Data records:
::::
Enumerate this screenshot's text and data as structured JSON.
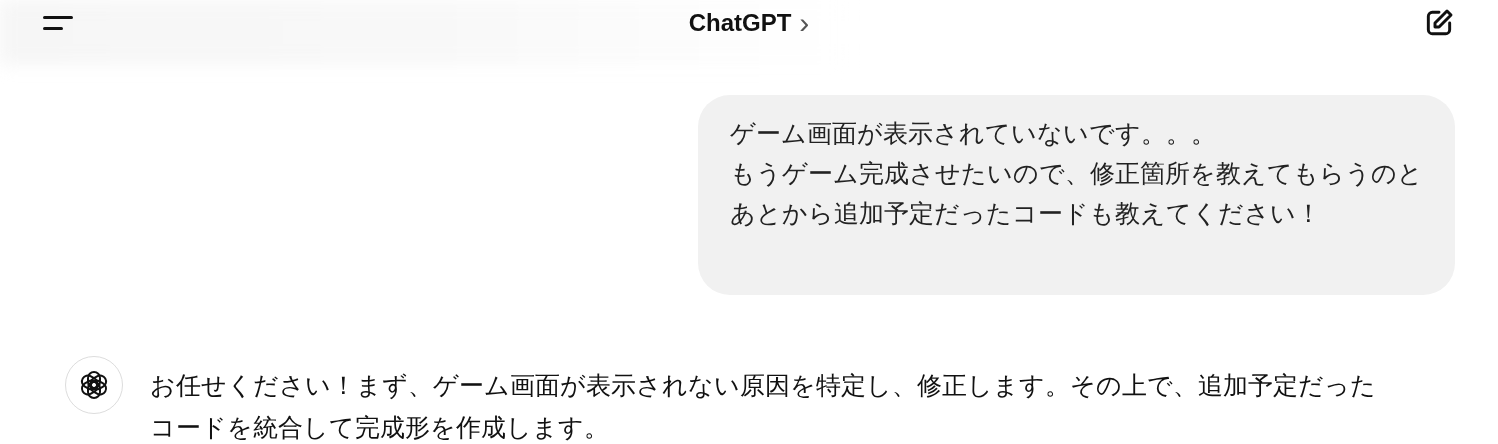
{
  "header": {
    "title": "ChatGPT",
    "chevron": "›"
  },
  "messages": [
    {
      "kind": "user",
      "lines": [
        "ゲーム画面が表示されていないです。。。",
        "もうゲーム完成させたいので、修正箇所を教えてもらうのと",
        "あとから追加予定だったコードも教えてください！"
      ]
    },
    {
      "kind": "assistant",
      "lines": [
        "お任せください！まず、ゲーム画面が表示されない原因を特定し、修正します。その上で、追加予定だった",
        "コードを統合して完成形を作成します。"
      ]
    }
  ]
}
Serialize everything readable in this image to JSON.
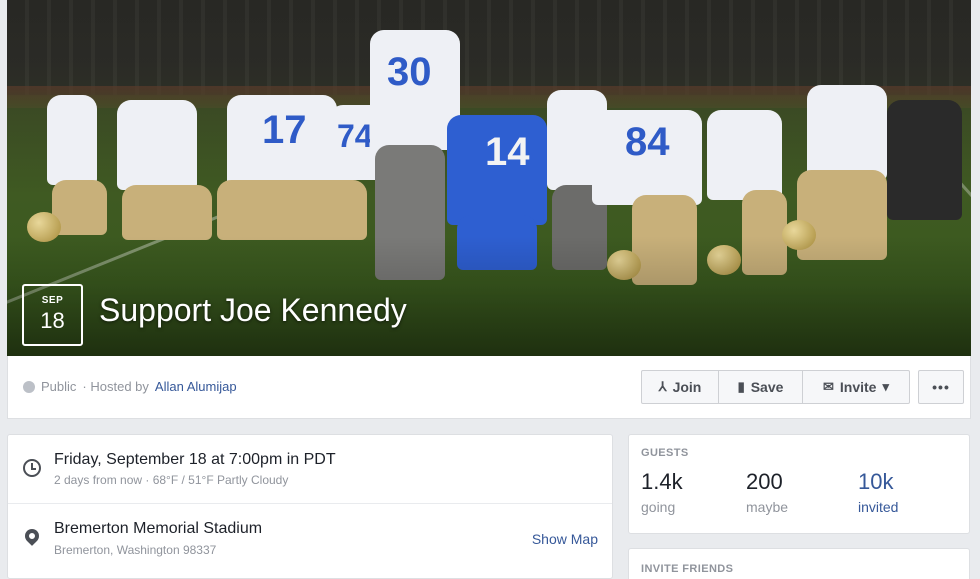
{
  "cover": {
    "date_month": "SEP",
    "date_day": "18",
    "title": "Support Joe Kennedy",
    "jersey_numbers": [
      "30",
      "14",
      "84",
      "17",
      "4",
      "74"
    ]
  },
  "meta": {
    "privacy": "Public",
    "hosted_prefix": "· Hosted by",
    "host_name": "Allan Alumijap"
  },
  "actions": {
    "join_label": "Join",
    "save_label": "Save",
    "invite_label": "Invite",
    "more_label": "•••"
  },
  "details": {
    "datetime": "Friday, September 18 at 7:00pm in PDT",
    "datetime_sub": "2 days from now · 68°F / 51°F Partly Cloudy",
    "location": "Bremerton Memorial Stadium",
    "address": "Bremerton, Washington 98337",
    "show_map": "Show Map"
  },
  "guests": {
    "heading": "GUESTS",
    "going_count": "1.4k",
    "going_label": "going",
    "maybe_count": "200",
    "maybe_label": "maybe",
    "invited_count": "10k",
    "invited_label": "invited"
  },
  "invite_friends": {
    "heading": "INVITE FRIENDS"
  },
  "colors": {
    "link": "#365899",
    "muted": "#90949c",
    "background": "#e9ebee"
  }
}
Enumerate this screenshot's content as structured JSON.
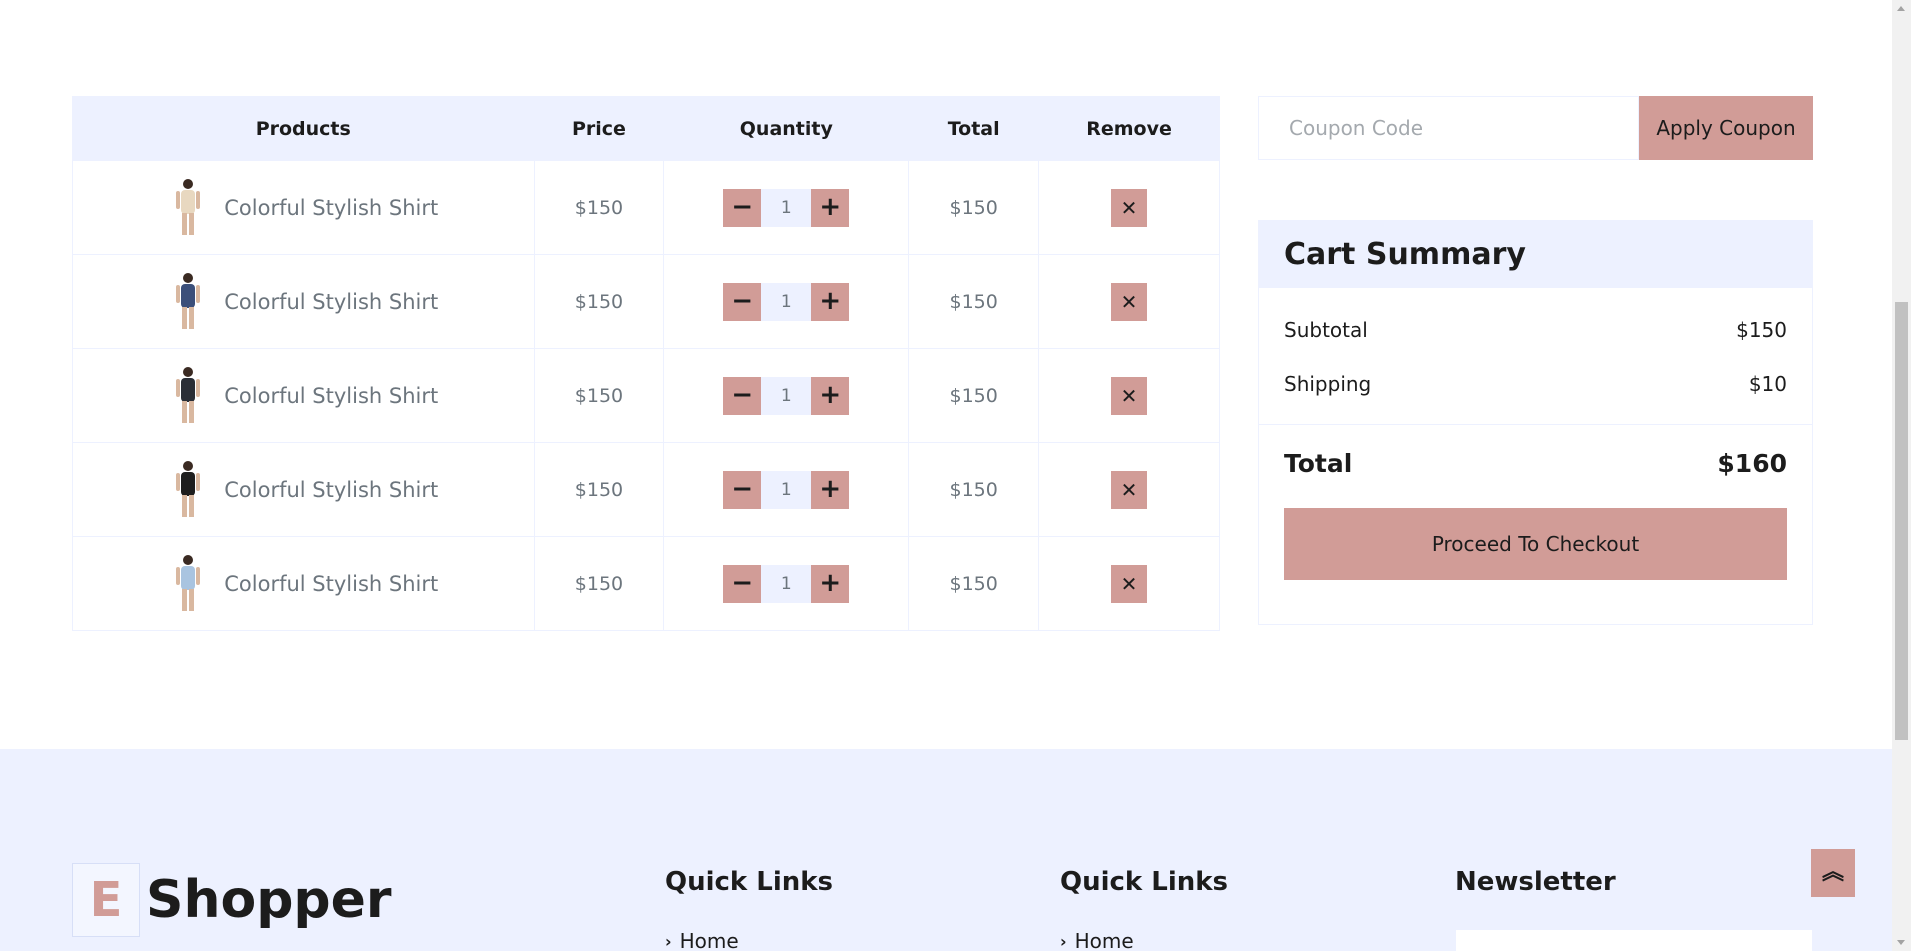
{
  "cart": {
    "headers": {
      "products": "Products",
      "price": "Price",
      "quantity": "Quantity",
      "total": "Total",
      "remove": "Remove"
    },
    "items": [
      {
        "name": "Colorful Stylish Shirt",
        "price": "$150",
        "quantity": "1",
        "total": "$150",
        "image": "woman-white-dress",
        "color": "#e8d8c0"
      },
      {
        "name": "Colorful Stylish Shirt",
        "price": "$150",
        "quantity": "1",
        "total": "$150",
        "image": "man-denim-jacket",
        "color": "#3b4f7a"
      },
      {
        "name": "Colorful Stylish Shirt",
        "price": "$150",
        "quantity": "1",
        "total": "$150",
        "image": "man-black-hoodie",
        "color": "#2a2e36"
      },
      {
        "name": "Colorful Stylish Shirt",
        "price": "$150",
        "quantity": "1",
        "total": "$150",
        "image": "woman-black-dress",
        "color": "#1e1e1e"
      },
      {
        "name": "Colorful Stylish Shirt",
        "price": "$150",
        "quantity": "1",
        "total": "$150",
        "image": "woman-floral-top",
        "color": "#a9c4e0"
      }
    ],
    "minus_symbol": "−",
    "plus_symbol": "+",
    "remove_symbol": "✕"
  },
  "coupon": {
    "placeholder": "Coupon Code",
    "button_label": "Apply Coupon"
  },
  "summary": {
    "title": "Cart Summary",
    "subtotal_label": "Subtotal",
    "subtotal_value": "$150",
    "shipping_label": "Shipping",
    "shipping_value": "$10",
    "total_label": "Total",
    "total_value": "$160",
    "checkout_label": "Proceed To Checkout"
  },
  "footer": {
    "logo_letter": "E",
    "logo_text": "Shopper",
    "quick_links_1_title": "Quick Links",
    "quick_links_1_first": "Home",
    "quick_links_2_title": "Quick Links",
    "quick_links_2_first": "Home",
    "newsletter_title": "Newsletter"
  },
  "back_to_top": "double-chevron-up-icon",
  "colors": {
    "accent": "#d19c97",
    "secondary": "#edf1ff",
    "dark": "#1c1c1c"
  }
}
::::
● **DESCRIPTION OF THE TASK**
Reproduce each line of the material containing the word "black".

● **ANSWER TO THE PROBLEM**
        "image": "man-black-hoodie",
        "image": "woman-black-dress",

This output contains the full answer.